(Stored data)
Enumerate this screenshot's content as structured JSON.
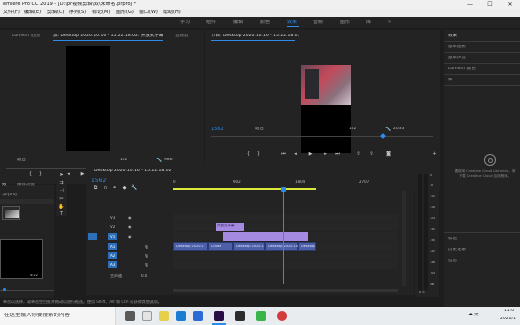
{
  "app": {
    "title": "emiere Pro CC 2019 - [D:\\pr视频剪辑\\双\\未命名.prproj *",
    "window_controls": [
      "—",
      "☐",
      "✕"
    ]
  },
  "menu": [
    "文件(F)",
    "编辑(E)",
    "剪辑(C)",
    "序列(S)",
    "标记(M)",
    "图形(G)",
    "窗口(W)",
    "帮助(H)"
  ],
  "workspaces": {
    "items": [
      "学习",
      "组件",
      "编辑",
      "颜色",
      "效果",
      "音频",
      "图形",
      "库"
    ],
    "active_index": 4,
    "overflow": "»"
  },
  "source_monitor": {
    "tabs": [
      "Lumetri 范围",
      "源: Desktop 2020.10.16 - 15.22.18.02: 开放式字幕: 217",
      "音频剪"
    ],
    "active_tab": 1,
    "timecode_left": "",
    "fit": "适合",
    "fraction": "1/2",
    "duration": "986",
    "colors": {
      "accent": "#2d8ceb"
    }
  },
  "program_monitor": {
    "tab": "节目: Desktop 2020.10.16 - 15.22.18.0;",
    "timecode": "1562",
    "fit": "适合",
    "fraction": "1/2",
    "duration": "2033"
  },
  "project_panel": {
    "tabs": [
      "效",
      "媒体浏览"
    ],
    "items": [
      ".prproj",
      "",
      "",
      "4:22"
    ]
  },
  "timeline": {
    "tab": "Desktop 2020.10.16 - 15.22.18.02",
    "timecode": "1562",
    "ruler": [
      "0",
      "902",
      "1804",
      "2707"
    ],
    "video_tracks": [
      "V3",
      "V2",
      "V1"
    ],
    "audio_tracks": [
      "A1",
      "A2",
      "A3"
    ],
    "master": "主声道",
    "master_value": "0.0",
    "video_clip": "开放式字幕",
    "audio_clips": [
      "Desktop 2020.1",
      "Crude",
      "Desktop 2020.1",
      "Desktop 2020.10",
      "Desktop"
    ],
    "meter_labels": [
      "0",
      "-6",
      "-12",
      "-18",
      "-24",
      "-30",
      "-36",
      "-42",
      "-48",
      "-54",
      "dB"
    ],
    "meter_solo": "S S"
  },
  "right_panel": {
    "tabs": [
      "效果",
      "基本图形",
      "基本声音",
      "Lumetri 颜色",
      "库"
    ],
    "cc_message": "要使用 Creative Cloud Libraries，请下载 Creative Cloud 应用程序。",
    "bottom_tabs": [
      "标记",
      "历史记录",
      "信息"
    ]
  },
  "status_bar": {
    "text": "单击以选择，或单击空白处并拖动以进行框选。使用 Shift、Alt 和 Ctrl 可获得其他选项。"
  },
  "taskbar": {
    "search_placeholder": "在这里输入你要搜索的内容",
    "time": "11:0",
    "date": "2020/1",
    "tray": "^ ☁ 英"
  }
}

* * *

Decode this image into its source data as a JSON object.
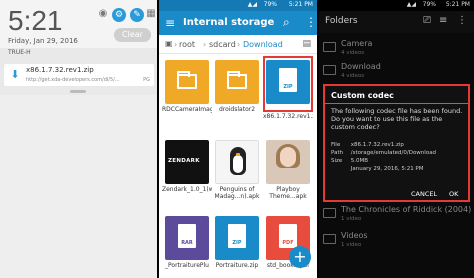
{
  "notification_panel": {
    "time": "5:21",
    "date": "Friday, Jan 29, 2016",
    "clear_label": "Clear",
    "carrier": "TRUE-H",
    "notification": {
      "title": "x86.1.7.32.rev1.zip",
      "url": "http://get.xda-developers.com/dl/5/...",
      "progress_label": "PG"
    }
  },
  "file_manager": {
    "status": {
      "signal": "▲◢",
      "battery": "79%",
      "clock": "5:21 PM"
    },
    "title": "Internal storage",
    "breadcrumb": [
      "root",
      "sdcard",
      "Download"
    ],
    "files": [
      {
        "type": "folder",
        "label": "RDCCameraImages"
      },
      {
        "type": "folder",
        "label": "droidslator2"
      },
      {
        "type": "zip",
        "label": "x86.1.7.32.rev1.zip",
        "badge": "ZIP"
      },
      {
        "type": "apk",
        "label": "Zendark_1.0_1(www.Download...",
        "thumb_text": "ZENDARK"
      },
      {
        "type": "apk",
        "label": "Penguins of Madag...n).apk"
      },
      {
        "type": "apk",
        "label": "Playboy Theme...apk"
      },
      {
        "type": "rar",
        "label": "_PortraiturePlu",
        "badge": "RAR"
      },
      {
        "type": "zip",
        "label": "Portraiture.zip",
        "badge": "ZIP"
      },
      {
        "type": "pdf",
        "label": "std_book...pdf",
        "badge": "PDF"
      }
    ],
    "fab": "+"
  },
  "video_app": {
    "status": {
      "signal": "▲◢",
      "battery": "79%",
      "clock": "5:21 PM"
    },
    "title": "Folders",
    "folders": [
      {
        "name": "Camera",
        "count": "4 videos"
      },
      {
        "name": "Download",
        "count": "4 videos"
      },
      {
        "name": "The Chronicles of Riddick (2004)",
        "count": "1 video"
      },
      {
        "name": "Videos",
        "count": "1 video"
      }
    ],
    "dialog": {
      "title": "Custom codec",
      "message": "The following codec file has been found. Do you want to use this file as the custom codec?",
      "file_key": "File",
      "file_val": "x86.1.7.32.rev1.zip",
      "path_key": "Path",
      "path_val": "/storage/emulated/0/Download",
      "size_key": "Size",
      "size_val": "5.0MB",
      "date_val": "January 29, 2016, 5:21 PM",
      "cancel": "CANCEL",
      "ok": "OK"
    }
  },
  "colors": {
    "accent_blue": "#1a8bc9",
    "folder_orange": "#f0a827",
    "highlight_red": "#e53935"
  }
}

Short problem ->
Go through the records above, find every line with the word "title", and list those lines.

Finished task ->
    "title": "emiere Pro CC 2019 - [D:\\pr视频剪辑\\双\\未命名.prproj *",
      "title": "x86.1.7.32.rev1.zip",
    "title": "Internal storage",
    "title": "Folders",
      "title": "Custom codec",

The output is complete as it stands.